## [What you are asked to do]
Reproduce each record below exactly as written.

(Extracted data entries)
● ● ● ●
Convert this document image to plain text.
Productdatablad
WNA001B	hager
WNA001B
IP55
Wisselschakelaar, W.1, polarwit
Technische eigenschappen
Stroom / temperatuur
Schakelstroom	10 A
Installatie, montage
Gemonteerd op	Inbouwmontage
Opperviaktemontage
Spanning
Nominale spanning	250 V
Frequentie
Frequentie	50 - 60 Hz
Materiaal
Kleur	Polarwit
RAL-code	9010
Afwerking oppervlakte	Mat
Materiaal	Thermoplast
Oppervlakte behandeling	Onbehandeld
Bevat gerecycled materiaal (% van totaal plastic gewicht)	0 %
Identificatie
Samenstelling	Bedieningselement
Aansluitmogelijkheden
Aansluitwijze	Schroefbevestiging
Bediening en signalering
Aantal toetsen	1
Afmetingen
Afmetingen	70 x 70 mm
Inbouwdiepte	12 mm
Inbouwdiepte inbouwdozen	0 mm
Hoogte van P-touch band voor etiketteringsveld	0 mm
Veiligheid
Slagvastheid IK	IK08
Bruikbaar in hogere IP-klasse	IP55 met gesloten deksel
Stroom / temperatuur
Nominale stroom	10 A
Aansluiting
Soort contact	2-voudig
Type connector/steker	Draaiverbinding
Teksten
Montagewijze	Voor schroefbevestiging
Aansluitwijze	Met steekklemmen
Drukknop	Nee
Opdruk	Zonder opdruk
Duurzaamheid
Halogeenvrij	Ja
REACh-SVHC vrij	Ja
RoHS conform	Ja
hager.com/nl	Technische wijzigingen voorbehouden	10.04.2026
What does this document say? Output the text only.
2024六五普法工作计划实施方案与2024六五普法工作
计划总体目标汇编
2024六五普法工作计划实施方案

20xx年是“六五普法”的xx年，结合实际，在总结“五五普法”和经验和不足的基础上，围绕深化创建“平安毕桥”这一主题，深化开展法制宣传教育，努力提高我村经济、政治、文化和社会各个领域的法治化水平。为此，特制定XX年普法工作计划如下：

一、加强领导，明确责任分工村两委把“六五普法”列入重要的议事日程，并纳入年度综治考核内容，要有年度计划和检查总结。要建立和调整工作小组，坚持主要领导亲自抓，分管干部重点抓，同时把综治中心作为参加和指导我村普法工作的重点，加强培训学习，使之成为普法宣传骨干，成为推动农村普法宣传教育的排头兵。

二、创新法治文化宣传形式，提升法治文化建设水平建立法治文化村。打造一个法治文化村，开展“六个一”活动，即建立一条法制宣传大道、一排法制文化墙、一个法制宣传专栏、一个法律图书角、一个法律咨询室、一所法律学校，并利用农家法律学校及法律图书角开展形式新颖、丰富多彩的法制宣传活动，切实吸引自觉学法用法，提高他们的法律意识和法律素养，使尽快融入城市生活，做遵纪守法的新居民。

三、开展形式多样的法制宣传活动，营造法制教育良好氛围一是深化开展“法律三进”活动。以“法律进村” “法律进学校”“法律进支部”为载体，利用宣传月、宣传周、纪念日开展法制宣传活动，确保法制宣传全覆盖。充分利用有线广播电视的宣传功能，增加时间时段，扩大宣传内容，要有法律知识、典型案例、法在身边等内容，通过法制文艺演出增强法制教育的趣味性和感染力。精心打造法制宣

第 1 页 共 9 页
● ● ● ●
## [Exercise solution]
Convert this document image to plain text.
Productdatablad
WNA001B	hager
WNA001B
IP55
Wisselschakelaar, W.1, polarwit
Technische eigenschappen
Stroom / temperatuur
Schakelstroom	10 A
Installatie, montage
Gemonteerd op	Inbouwmontage
Opperviaktemontage
Spanning
Nominale spanning	250 V
Frequentie
Frequentie	50 - 60 Hz
Materiaal
Kleur	Polarwit
RAL-code	9010
Afwerking oppervlakte	Mat
Materiaal	Thermoplast
Oppervlakte behandeling	Onbehandeld
Bevat gerecycled materiaal (% van totaal plastic gewicht)	0 %
Identificatie
Samenstelling	Bedieningselement
Aansluitmogelijkheden
Aansluitwijze	Schroefbevestiging
Bediening en signalering
Aantal toetsen	1
Afmetingen
Afmetingen	70 x 70 mm
Inbouwdiepte	12 mm
Inbouwdiepte inbouwdozen	0 mm
Hoogte van P-touch band voor etiketteringsveld	0 mm
Veiligheid
Slagvastheid IK	IK08
Bruikbaar in hogere IP-klasse	IP55 met gesloten deksel
Stroom / temperatuur
Nominale stroom	10 A
Aansluiting
Soort contact	2-voudig
Type connector/steker	Draaiverbinding
Teksten
Montagewijze	Voor schroefbevestiging
Aansluitwijze	Met steekklemmen
Drukknop	Nee
Opdruk	Zonder opdruk
Duurzaamheid
Halogeenvrij	Ja
REACh-SVHC vrij	Ja
RoHS conform	Ja
hager.com/nl	Technische wijzigingen voorbehouden	10.04.2026
What does this document say? Output the text only.
2024六五普法工作计划实施方案与2024六五普法工作
计划总体目标汇编
2024六五普法工作计划实施方案

20xx年是“六五普法”的xx年，结合实际，在总结“五五普法”和经验和不足的基础上，围绕深化创建“平安毕桥”这一主题，深化开展法制宣传教育，努力提高我村经济、政治、文化和社会各个领域的法治化水平。为此，特制定XX年普法工作计划如下：

一、加强领导，明确责任分工村两委把“六五普法”列入重要的议事日程，并纳入年度综治考核内容，要有年度计划和检查总结。要建立和调整工作小组，坚持主要领导亲自抓，分管干部重点抓，同时把综治中心作为参加和指导我村普法工作的重点，加强培训学习，使之成为普法宣传骨干，成为推动农村普法宣传教育的排头兵。

二、创新法治文化宣传形式，提升法治文化建设水平建立法治文化村。打造一个法治文化村，开展“六个一”活动，即建立一条法制宣传大道、一排法制文化墙、一个法制宣传专栏、一个法律图书角、一个法律咨询室、一所法律学校，并利用农家法律学校及法律图书角开展形式新颖、丰富多彩的法制宣传活动，切实吸引自觉学法用法，提高他们的法律意识和法律素养，使尽快融入城市生活，做遵纪守法的新居民。

三、开展形式多样的法制宣传活动，营造法制教育良好氛围一是深化开展“法律三进”活动。以“法律进村” “法律进学校”“法律进支部”为载体，利用宣传月、宣传周、纪念日开展法制宣传活动，确保法制宣传全覆盖。充分利用有线广播电视的宣传功能，增加时间时段，扩大宣传内容，要有法律知识、典型案例、法在身边等内容，通过法制文艺演出增强法制教育的趣味性和感染力。精心打造法制宣

第 1 页 共 9 页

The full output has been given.